Raw records

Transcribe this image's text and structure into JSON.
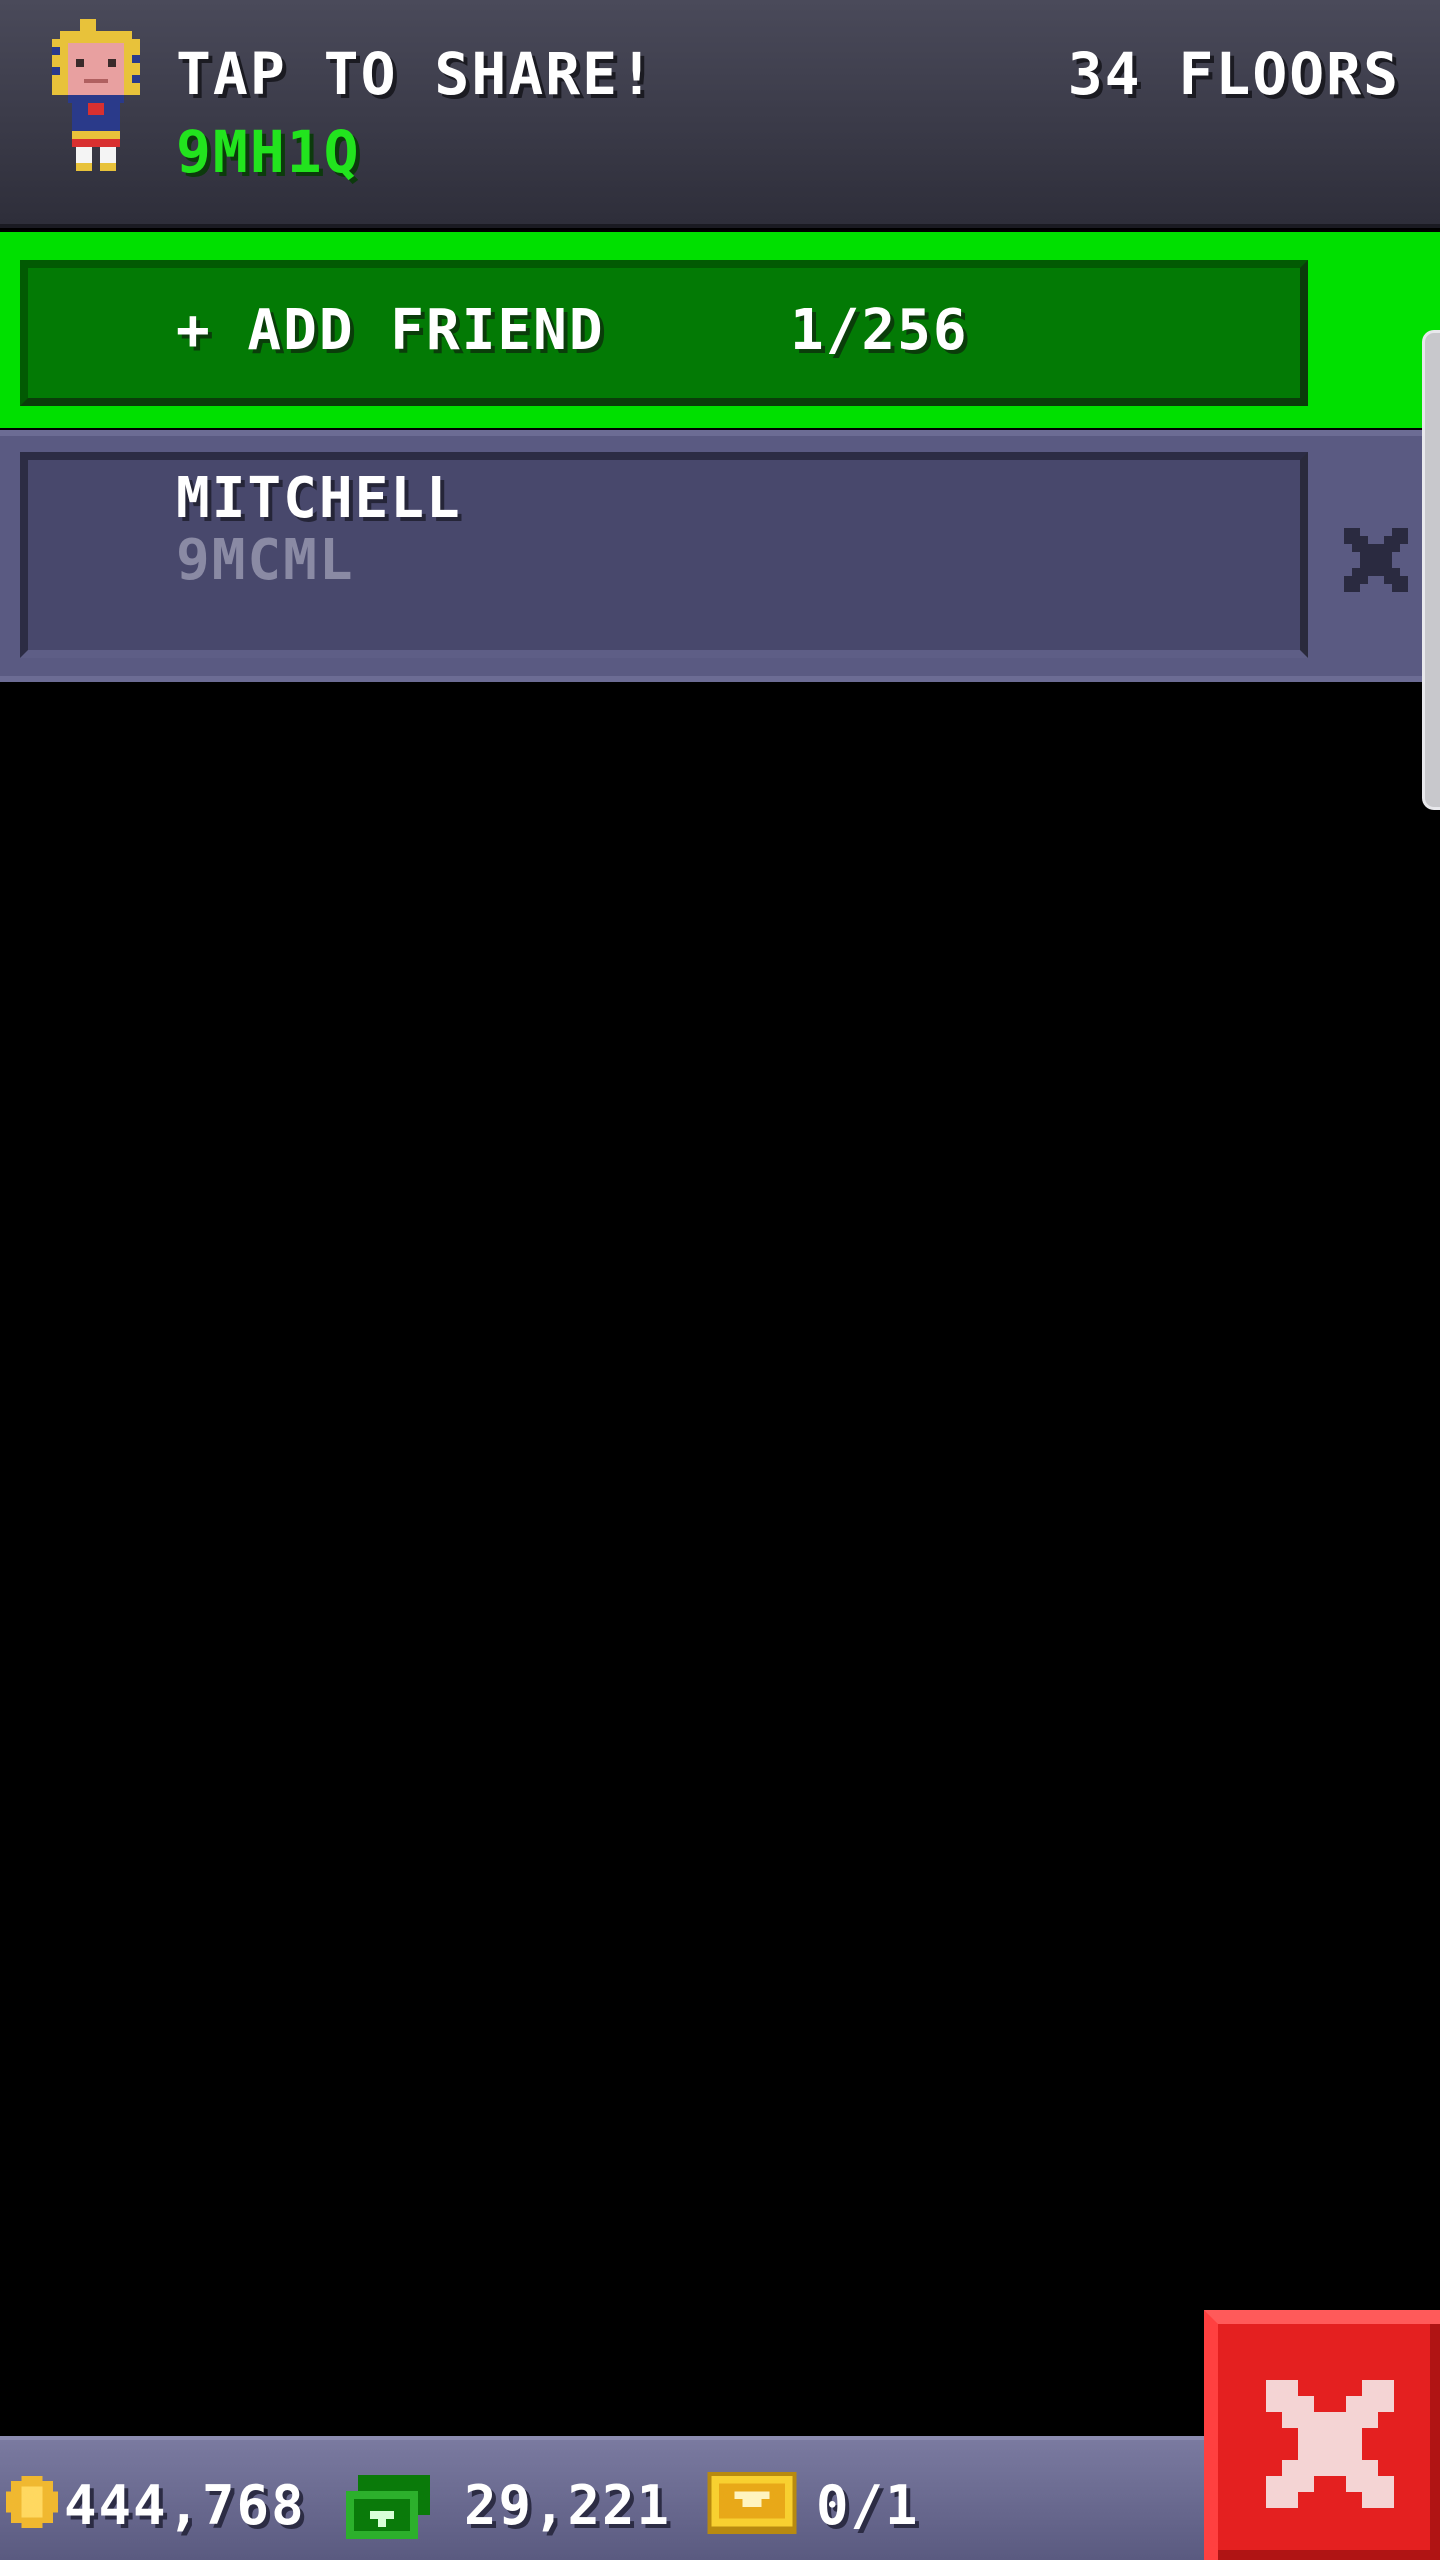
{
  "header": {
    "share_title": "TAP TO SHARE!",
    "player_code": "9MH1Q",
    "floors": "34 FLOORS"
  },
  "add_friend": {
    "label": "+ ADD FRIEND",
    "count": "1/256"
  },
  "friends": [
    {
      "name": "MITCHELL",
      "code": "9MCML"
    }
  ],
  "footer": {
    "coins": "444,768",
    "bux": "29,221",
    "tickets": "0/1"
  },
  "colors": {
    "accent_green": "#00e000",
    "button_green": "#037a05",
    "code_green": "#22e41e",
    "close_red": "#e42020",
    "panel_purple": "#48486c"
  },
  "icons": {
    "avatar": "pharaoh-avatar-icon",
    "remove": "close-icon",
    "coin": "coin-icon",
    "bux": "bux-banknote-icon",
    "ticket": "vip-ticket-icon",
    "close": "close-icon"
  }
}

* * *

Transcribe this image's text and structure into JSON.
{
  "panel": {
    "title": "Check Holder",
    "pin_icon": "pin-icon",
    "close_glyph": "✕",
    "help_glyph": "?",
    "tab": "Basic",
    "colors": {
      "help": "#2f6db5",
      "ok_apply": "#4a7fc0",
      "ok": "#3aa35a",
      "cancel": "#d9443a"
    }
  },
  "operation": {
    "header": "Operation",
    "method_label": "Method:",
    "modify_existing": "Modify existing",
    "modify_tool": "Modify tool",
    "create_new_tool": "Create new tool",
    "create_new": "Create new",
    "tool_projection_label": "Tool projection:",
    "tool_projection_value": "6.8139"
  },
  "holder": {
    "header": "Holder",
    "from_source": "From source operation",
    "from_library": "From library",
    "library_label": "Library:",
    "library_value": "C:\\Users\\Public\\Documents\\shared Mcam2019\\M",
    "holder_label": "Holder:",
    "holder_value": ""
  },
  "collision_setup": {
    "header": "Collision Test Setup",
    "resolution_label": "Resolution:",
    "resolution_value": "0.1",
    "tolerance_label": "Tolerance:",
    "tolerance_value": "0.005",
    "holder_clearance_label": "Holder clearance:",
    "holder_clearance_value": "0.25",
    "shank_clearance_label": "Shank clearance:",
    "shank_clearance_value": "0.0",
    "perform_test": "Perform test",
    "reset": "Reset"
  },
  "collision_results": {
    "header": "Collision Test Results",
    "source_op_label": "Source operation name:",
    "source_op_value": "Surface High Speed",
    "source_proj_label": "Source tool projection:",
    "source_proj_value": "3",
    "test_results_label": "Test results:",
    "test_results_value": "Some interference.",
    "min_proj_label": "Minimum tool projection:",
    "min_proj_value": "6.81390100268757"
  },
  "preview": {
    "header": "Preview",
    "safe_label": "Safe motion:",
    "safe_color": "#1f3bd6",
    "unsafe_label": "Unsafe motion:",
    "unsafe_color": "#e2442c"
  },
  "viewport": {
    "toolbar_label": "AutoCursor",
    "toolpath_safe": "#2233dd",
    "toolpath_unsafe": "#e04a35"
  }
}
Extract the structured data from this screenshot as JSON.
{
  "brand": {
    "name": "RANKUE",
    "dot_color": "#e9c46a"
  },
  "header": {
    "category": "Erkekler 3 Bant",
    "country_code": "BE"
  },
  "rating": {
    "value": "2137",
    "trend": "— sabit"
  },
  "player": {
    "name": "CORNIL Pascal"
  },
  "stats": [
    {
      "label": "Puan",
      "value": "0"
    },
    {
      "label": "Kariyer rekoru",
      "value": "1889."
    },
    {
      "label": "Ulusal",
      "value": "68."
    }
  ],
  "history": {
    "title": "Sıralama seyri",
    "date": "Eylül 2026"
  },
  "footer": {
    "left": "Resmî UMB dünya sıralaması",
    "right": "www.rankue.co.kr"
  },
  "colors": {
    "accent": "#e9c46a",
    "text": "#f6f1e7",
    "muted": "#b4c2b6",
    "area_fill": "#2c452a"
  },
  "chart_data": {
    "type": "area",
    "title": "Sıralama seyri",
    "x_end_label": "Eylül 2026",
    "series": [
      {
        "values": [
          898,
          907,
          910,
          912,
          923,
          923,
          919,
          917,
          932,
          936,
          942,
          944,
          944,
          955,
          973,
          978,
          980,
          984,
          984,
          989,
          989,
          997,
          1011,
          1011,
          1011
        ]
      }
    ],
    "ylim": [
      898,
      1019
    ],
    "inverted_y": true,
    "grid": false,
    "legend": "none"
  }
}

* **What the task asks**:
Wherever "name" shows up in a line, copy that line.

* **Right answer**:
      "name": "MITCHELL",
    "source_op_label": "Source operation name:",
    "name": "RANKUE",
    "name": "CORNIL Pascal"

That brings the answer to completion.